#### Written problem
Which lines below hold the word "clean"? Copy all of them.

(Stored data entries)
[Start]
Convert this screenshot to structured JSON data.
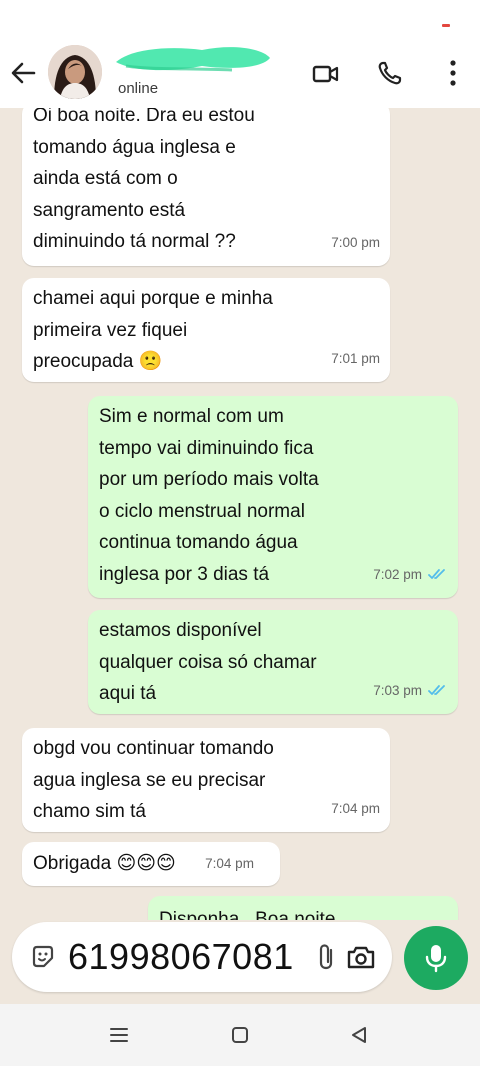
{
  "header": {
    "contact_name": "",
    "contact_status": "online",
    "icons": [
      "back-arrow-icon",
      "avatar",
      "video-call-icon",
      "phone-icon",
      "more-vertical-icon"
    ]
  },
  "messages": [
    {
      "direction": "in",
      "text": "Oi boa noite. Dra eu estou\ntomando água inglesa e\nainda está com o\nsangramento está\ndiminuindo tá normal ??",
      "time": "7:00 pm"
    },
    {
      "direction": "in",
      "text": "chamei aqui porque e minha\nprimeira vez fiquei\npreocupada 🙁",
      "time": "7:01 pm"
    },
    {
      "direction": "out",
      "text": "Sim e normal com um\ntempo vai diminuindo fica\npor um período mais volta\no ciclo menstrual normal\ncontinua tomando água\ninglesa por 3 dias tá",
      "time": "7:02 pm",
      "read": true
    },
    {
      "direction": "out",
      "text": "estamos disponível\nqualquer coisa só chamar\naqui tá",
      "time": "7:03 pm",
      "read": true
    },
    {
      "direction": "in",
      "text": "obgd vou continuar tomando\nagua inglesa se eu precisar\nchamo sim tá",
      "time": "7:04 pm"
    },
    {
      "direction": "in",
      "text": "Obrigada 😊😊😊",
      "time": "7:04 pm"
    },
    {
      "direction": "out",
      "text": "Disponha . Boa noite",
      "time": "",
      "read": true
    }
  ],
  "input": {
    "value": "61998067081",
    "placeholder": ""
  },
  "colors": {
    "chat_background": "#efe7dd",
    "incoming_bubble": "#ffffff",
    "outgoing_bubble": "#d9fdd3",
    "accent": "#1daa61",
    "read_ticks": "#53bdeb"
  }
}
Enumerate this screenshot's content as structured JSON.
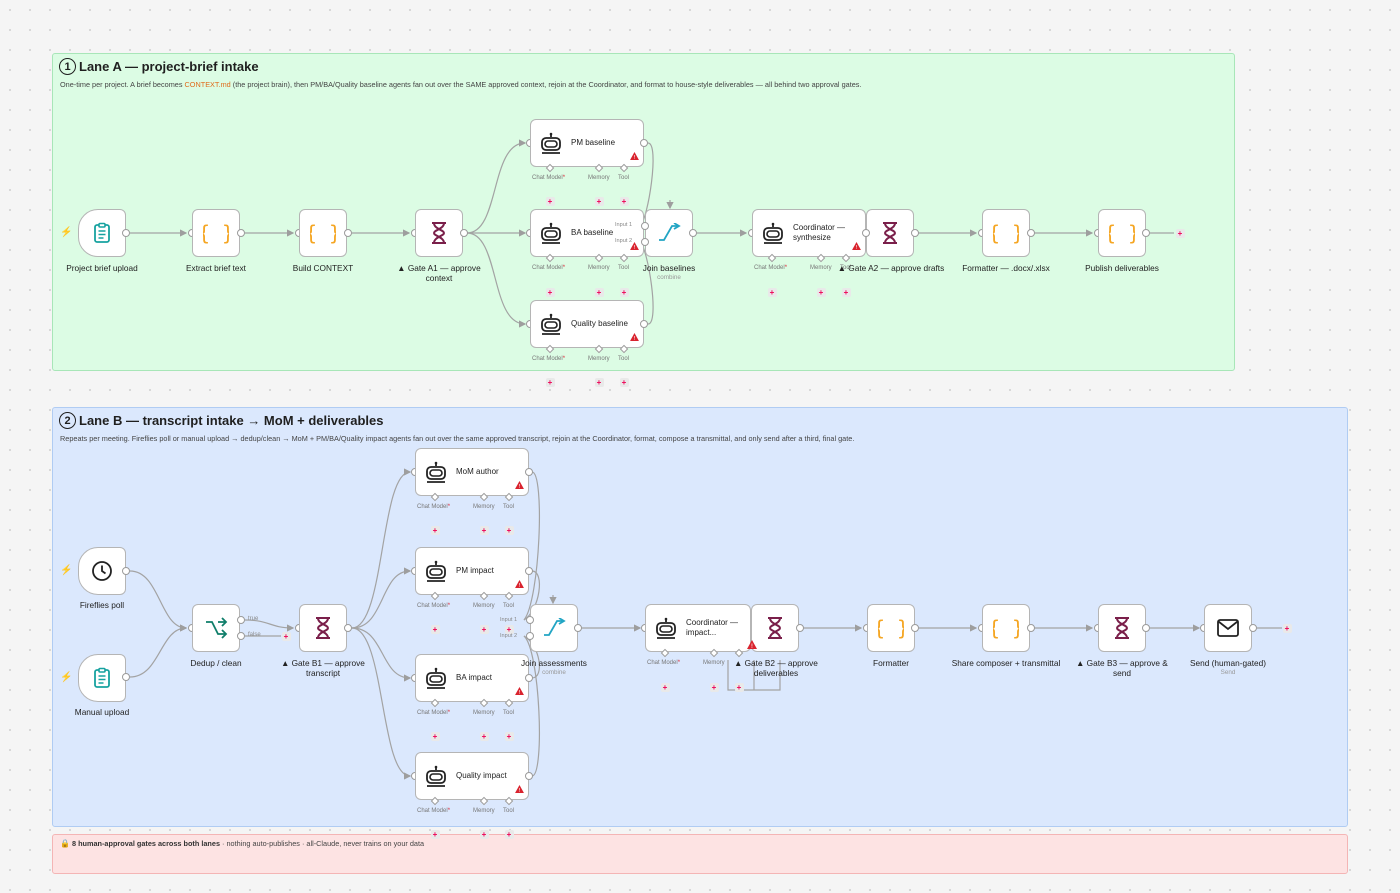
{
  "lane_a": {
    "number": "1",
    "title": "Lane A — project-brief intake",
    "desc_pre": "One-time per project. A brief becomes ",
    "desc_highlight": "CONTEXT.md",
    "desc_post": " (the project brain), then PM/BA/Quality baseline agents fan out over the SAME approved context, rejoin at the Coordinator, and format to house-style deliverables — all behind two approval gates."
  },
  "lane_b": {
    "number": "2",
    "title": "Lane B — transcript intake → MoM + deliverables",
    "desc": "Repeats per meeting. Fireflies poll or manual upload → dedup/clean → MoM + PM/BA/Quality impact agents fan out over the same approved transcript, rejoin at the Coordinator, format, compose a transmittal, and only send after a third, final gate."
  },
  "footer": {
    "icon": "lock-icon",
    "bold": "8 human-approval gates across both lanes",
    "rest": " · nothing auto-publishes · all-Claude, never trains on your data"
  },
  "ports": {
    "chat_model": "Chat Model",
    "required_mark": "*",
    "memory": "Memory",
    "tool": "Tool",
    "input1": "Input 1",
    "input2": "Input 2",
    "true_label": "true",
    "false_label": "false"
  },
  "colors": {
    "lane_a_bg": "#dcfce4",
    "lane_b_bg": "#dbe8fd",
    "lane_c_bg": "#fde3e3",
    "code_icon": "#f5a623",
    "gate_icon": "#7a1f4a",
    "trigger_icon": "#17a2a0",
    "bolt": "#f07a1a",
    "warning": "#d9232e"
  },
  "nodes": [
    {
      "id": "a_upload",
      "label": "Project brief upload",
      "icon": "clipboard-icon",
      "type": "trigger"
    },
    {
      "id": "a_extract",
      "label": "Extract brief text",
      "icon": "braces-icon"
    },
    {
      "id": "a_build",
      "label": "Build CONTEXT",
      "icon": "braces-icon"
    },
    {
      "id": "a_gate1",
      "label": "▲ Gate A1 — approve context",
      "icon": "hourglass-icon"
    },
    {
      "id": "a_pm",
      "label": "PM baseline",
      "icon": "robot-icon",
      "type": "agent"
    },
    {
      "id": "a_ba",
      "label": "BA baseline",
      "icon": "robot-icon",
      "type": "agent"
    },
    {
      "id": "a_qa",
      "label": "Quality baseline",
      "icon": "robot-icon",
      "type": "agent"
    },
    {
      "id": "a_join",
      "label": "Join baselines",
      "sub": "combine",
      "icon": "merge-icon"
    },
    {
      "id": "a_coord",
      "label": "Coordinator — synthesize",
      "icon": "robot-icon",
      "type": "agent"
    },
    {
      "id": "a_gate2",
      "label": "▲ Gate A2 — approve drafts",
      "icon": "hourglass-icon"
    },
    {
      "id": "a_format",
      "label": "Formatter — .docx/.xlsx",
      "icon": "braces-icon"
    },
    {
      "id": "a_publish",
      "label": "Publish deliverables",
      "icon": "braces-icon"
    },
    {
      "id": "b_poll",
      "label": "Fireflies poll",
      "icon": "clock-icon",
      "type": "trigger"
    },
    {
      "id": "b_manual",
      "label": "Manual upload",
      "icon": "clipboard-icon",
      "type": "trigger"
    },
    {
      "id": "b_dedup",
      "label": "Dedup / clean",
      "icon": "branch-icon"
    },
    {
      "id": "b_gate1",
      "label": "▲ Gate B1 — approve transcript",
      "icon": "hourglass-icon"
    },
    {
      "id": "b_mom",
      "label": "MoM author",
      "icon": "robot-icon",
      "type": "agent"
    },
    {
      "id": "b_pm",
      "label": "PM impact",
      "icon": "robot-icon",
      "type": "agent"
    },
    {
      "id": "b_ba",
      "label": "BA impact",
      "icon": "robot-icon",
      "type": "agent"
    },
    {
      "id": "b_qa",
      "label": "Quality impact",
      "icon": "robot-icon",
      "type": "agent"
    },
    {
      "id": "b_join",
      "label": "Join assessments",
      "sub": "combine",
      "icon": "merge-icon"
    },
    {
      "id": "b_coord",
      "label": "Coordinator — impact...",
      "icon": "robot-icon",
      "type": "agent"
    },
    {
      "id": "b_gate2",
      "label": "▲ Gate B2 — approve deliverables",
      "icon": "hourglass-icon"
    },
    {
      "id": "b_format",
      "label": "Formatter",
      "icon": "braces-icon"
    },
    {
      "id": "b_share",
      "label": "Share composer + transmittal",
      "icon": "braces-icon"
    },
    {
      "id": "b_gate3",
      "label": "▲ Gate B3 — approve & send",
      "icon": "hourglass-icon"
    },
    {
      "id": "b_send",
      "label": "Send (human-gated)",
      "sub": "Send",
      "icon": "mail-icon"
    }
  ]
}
[End]
#### The output
    "desc": "Repeats per meeting. Fireflies poll or manual upload → dedup/clean → MoM + PM/BA/Quality impact agents fan out over the same approved transcript, rejoin at the Coordinator, format, compose a transmittal, and only send after a third, final gate."
      "label": "Dedup / clean",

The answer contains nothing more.